__Exercise details__
Copy the data word for word, keeping every line.

Dataset rows
##########

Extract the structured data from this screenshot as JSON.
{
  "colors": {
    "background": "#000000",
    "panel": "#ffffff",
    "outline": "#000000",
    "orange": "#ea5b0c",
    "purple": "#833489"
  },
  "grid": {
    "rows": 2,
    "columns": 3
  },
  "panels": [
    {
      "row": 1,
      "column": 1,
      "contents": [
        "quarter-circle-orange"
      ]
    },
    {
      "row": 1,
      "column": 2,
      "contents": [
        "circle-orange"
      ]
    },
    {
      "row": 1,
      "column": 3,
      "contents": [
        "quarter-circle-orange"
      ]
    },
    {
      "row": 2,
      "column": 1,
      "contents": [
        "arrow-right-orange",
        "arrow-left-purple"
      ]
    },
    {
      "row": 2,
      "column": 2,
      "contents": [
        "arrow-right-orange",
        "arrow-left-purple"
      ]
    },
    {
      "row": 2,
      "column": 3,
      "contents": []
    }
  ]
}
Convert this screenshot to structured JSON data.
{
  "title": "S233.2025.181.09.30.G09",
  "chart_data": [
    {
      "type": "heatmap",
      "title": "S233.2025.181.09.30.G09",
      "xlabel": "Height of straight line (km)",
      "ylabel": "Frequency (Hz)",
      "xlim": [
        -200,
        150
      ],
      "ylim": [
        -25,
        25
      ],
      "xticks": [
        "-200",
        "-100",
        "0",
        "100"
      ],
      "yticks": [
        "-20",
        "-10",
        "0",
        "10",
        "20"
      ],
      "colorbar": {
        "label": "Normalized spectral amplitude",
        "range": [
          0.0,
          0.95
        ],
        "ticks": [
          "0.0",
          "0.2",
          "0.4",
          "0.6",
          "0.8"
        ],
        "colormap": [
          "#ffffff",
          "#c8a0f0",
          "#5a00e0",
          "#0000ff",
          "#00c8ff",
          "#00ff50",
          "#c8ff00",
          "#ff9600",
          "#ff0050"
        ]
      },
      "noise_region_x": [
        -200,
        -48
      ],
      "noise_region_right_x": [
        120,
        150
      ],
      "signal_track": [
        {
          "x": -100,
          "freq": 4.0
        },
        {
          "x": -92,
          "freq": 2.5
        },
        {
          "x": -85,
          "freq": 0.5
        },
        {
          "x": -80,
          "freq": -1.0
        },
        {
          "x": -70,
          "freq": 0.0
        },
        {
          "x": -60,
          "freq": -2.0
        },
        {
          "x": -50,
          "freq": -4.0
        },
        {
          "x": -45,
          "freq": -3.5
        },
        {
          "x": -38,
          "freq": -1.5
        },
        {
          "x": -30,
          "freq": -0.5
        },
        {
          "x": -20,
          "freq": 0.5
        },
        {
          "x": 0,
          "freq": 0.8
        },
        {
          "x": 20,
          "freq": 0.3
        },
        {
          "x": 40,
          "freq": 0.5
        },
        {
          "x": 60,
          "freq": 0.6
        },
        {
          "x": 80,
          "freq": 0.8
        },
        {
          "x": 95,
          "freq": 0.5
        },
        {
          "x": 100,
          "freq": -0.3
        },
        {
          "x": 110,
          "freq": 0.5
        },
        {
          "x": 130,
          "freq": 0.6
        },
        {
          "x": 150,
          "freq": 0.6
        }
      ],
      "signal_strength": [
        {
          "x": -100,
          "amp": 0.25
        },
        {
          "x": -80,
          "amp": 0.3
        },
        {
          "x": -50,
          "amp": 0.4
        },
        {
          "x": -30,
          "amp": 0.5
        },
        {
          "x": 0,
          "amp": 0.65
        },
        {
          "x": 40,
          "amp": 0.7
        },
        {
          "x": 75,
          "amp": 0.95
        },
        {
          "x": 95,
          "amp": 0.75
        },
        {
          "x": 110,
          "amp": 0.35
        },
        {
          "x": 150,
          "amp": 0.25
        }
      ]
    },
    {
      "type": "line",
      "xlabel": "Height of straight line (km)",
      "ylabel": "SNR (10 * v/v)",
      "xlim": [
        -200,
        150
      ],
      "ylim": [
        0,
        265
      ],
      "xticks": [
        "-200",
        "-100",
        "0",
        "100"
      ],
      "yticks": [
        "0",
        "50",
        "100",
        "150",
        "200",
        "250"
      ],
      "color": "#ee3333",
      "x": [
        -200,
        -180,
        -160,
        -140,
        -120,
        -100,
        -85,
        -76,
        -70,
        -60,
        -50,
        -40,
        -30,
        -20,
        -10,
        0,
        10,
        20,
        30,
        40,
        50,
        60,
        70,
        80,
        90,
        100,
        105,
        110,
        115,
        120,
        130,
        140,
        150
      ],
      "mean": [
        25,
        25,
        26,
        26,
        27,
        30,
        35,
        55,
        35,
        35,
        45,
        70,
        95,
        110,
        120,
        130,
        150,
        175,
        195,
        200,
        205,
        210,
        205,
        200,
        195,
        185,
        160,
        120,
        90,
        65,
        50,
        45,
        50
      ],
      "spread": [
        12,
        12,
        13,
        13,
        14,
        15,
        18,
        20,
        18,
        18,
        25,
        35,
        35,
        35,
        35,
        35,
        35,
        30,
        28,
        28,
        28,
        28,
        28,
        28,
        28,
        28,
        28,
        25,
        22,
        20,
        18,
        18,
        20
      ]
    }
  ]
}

##########

__Result of the exercise__
Extract the structured data from this screenshot as JSON.
{
  "colors": {
    "background": "#000000",
    "panel": "#ffffff",
    "outline": "#000000",
    "orange": "#ea5b0c",
    "purple": "#833489"
  },
  "grid": {
    "rows": 2,
    "columns": 3
  },
  "panels": [
    {
      "row": 1,
      "column": 1,
      "contents": [
        "quarter-circle-orange"
      ]
    },
    {
      "row": 1,
      "column": 2,
      "contents": [
        "circle-orange"
      ]
    },
    {
      "row": 1,
      "column": 3,
      "contents": [
        "quarter-circle-orange"
      ]
    },
    {
      "row": 2,
      "column": 1,
      "contents": [
        "arrow-right-orange",
        "arrow-left-purple"
      ]
    },
    {
      "row": 2,
      "column": 2,
      "contents": [
        "arrow-right-orange",
        "arrow-left-purple"
      ]
    },
    {
      "row": 2,
      "column": 3,
      "contents": []
    }
  ]
}
Convert this screenshot to structured JSON data.
{
  "title": "S233.2025.181.09.30.G09",
  "chart_data": [
    {
      "type": "heatmap",
      "title": "S233.2025.181.09.30.G09",
      "xlabel": "Height of straight line (km)",
      "ylabel": "Frequency (Hz)",
      "xlim": [
        -200,
        150
      ],
      "ylim": [
        -25,
        25
      ],
      "xticks": [
        "-200",
        "-100",
        "0",
        "100"
      ],
      "yticks": [
        "-20",
        "-10",
        "0",
        "10",
        "20"
      ],
      "colorbar": {
        "label": "Normalized spectral amplitude",
        "range": [
          0.0,
          0.95
        ],
        "ticks": [
          "0.0",
          "0.2",
          "0.4",
          "0.6",
          "0.8"
        ],
        "colormap": [
          "#ffffff",
          "#c8a0f0",
          "#5a00e0",
          "#0000ff",
          "#00c8ff",
          "#00ff50",
          "#c8ff00",
          "#ff9600",
          "#ff0050"
        ]
      },
      "noise_region_x": [
        -200,
        -48
      ],
      "noise_region_right_x": [
        120,
        150
      ],
      "signal_track": [
        {
          "x": -100,
          "freq": 4.0
        },
        {
          "x": -92,
          "freq": 2.5
        },
        {
          "x": -85,
          "freq": 0.5
        },
        {
          "x": -80,
          "freq": -1.0
        },
        {
          "x": -70,
          "freq": 0.0
        },
        {
          "x": -60,
          "freq": -2.0
        },
        {
          "x": -50,
          "freq": -4.0
        },
        {
          "x": -45,
          "freq": -3.5
        },
        {
          "x": -38,
          "freq": -1.5
        },
        {
          "x": -30,
          "freq": -0.5
        },
        {
          "x": -20,
          "freq": 0.5
        },
        {
          "x": 0,
          "freq": 0.8
        },
        {
          "x": 20,
          "freq": 0.3
        },
        {
          "x": 40,
          "freq": 0.5
        },
        {
          "x": 60,
          "freq": 0.6
        },
        {
          "x": 80,
          "freq": 0.8
        },
        {
          "x": 95,
          "freq": 0.5
        },
        {
          "x": 100,
          "freq": -0.3
        },
        {
          "x": 110,
          "freq": 0.5
        },
        {
          "x": 130,
          "freq": 0.6
        },
        {
          "x": 150,
          "freq": 0.6
        }
      ],
      "signal_strength": [
        {
          "x": -100,
          "amp": 0.25
        },
        {
          "x": -80,
          "amp": 0.3
        },
        {
          "x": -50,
          "amp": 0.4
        },
        {
          "x": -30,
          "amp": 0.5
        },
        {
          "x": 0,
          "amp": 0.65
        },
        {
          "x": 40,
          "amp": 0.7
        },
        {
          "x": 75,
          "amp": 0.95
        },
        {
          "x": 95,
          "amp": 0.75
        },
        {
          "x": 110,
          "amp": 0.35
        },
        {
          "x": 150,
          "amp": 0.25
        }
      ]
    },
    {
      "type": "line",
      "xlabel": "Height of straight line (km)",
      "ylabel": "SNR (10 * v/v)",
      "xlim": [
        -200,
        150
      ],
      "ylim": [
        0,
        265
      ],
      "xticks": [
        "-200",
        "-100",
        "0",
        "100"
      ],
      "yticks": [
        "0",
        "50",
        "100",
        "150",
        "200",
        "250"
      ],
      "color": "#ee3333",
      "x": [
        -200,
        -180,
        -160,
        -140,
        -120,
        -100,
        -85,
        -76,
        -70,
        -60,
        -50,
        -40,
        -30,
        -20,
        -10,
        0,
        10,
        20,
        30,
        40,
        50,
        60,
        70,
        80,
        90,
        100,
        105,
        110,
        115,
        120,
        130,
        140,
        150
      ],
      "mean": [
        25,
        25,
        26,
        26,
        27,
        30,
        35,
        55,
        35,
        35,
        45,
        70,
        95,
        110,
        120,
        130,
        150,
        175,
        195,
        200,
        205,
        210,
        205,
        200,
        195,
        185,
        160,
        120,
        90,
        65,
        50,
        45,
        50
      ],
      "spread": [
        12,
        12,
        13,
        13,
        14,
        15,
        18,
        20,
        18,
        18,
        25,
        35,
        35,
        35,
        35,
        35,
        35,
        30,
        28,
        28,
        28,
        28,
        28,
        28,
        28,
        28,
        28,
        25,
        22,
        20,
        18,
        18,
        20
      ]
    }
  ]
}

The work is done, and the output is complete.